Restate, word for word, every line of the data.

** Items **
■ ■ ■ ■ ■
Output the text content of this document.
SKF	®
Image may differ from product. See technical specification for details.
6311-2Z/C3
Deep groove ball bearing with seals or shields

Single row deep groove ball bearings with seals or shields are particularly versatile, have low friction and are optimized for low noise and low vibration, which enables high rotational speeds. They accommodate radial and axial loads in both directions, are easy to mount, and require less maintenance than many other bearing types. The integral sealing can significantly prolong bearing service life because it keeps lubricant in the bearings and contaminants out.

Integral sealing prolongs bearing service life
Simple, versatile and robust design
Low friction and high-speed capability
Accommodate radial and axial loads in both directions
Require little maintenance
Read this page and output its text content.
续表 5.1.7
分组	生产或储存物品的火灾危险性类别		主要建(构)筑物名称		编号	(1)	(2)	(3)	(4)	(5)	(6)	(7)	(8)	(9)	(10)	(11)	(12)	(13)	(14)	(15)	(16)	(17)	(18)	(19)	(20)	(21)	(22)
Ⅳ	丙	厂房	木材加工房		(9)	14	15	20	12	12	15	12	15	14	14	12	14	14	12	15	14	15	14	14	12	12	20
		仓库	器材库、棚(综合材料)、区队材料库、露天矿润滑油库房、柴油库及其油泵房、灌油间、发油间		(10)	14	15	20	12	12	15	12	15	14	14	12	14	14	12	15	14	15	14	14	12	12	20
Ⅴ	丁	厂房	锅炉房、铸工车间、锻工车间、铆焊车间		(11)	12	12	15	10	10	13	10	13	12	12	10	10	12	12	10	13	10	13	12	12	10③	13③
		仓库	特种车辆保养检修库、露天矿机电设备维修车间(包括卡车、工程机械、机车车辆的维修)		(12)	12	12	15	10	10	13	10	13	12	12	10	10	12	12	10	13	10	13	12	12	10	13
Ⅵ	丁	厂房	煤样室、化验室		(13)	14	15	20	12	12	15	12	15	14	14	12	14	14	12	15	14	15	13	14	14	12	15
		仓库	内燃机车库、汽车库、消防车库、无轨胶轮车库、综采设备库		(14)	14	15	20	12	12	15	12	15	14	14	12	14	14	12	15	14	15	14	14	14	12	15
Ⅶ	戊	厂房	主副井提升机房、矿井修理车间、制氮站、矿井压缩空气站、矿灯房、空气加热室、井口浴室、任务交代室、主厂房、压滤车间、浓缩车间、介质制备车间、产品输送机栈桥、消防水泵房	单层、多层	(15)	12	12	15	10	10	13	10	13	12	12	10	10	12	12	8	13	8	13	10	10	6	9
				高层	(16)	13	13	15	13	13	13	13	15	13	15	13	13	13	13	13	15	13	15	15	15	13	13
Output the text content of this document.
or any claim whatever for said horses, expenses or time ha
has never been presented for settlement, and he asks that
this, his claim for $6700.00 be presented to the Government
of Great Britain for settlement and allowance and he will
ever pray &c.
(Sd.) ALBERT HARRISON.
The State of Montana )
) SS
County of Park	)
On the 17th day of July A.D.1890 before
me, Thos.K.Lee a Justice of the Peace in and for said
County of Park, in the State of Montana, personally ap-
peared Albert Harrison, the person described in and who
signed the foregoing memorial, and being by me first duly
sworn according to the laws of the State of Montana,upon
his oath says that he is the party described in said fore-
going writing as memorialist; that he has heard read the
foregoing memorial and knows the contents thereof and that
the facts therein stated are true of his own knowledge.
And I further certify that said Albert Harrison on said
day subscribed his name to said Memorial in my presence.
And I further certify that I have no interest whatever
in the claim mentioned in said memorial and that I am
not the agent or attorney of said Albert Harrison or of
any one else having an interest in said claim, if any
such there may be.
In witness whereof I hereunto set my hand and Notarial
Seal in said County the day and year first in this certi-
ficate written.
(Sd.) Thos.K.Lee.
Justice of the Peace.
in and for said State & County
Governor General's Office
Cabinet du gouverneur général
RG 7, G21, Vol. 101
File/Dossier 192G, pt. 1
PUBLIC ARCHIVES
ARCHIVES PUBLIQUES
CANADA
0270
■ ■ ■ ■ ■
** Full response **
Output the text content of this document.
SKF	®
Image may differ from product. See technical specification for details.
6311-2Z/C3
Deep groove ball bearing with seals or shields

Single row deep groove ball bearings with seals or shields are particularly versatile, have low friction and are optimized for low noise and low vibration, which enables high rotational speeds. They accommodate radial and axial loads in both directions, are easy to mount, and require less maintenance than many other bearing types. The integral sealing can significantly prolong bearing service life because it keeps lubricant in the bearings and contaminants out.

Integral sealing prolongs bearing service life
Simple, versatile and robust design
Low friction and high-speed capability
Accommodate radial and axial loads in both directions
Require little maintenance
Read this page and output its text content.
续表 5.1.7
分组	生产或储存物品的火灾危险性类别		主要建(构)筑物名称		编号	(1)	(2)	(3)	(4)	(5)	(6)	(7)	(8)	(9)	(10)	(11)	(12)	(13)	(14)	(15)	(16)	(17)	(18)	(19)	(20)	(21)	(22)
Ⅳ	丙	厂房	木材加工房		(9)	14	15	20	12	12	15	12	15	14	14	12	14	14	12	15	14	15	14	14	12	12	20
		仓库	器材库、棚(综合材料)、区队材料库、露天矿润滑油库房、柴油库及其油泵房、灌油间、发油间		(10)	14	15	20	12	12	15	12	15	14	14	12	14	14	12	15	14	15	14	14	12	12	20
Ⅴ	丁	厂房	锅炉房、铸工车间、锻工车间、铆焊车间		(11)	12	12	15	10	10	13	10	13	12	12	10	10	12	12	10	13	10	13	12	12	10③	13③
		仓库	特种车辆保养检修库、露天矿机电设备维修车间(包括卡车、工程机械、机车车辆的维修)		(12)	12	12	15	10	10	13	10	13	12	12	10	10	12	12	10	13	10	13	12	12	10	13
Ⅵ	丁	厂房	煤样室、化验室		(13)	14	15	20	12	12	15	12	15	14	14	12	14	14	12	15	14	15	13	14	14	12	15
		仓库	内燃机车库、汽车库、消防车库、无轨胶轮车库、综采设备库		(14)	14	15	20	12	12	15	12	15	14	14	12	14	14	12	15	14	15	14	14	14	12	15
Ⅶ	戊	厂房	主副井提升机房、矿井修理车间、制氮站、矿井压缩空气站、矿灯房、空气加热室、井口浴室、任务交代室、主厂房、压滤车间、浓缩车间、介质制备车间、产品输送机栈桥、消防水泵房	单层、多层	(15)	12	12	15	10	10	13	10	13	12	12	10	10	12	12	8	13	8	13	10	10	6	9
				高层	(16)	13	13	15	13	13	13	13	15	13	15	13	13	13	13	13	15	13	15	15	15	13	13
Output the text content of this document.
or any claim whatever for said horses, expenses or time ha
has never been presented for settlement, and he asks that
this, his claim for $6700.00 be presented to the Government
of Great Britain for settlement and allowance and he will
ever pray &c.
(Sd.) ALBERT HARRISON.
The State of Montana )
) SS
County of Park	)
On the 17th day of July A.D.1890 before
me, Thos.K.Lee a Justice of the Peace in and for said
County of Park, in the State of Montana, personally ap-
peared Albert Harrison, the person described in and who
signed the foregoing memorial, and being by me first duly
sworn according to the laws of the State of Montana,upon
his oath says that he is the party described in said fore-
going writing as memorialist; that he has heard read the
foregoing memorial and knows the contents thereof and that
the facts therein stated are true of his own knowledge.
And I further certify that said Albert Harrison on said
day subscribed his name to said Memorial in my presence.
And I further certify that I have no interest whatever
in the claim mentioned in said memorial and that I am
not the agent or attorney of said Albert Harrison or of
any one else having an interest in said claim, if any
such there may be.
In witness whereof I hereunto set my hand and Notarial
Seal in said County the day and year first in this certi-
ficate written.
(Sd.) Thos.K.Lee.
Justice of the Peace.
in and for said State & County
Governor General's Office
Cabinet du gouverneur général
RG 7, G21, Vol. 101
File/Dossier 192G, pt. 1
PUBLIC ARCHIVES
ARCHIVES PUBLIQUES
CANADA
0270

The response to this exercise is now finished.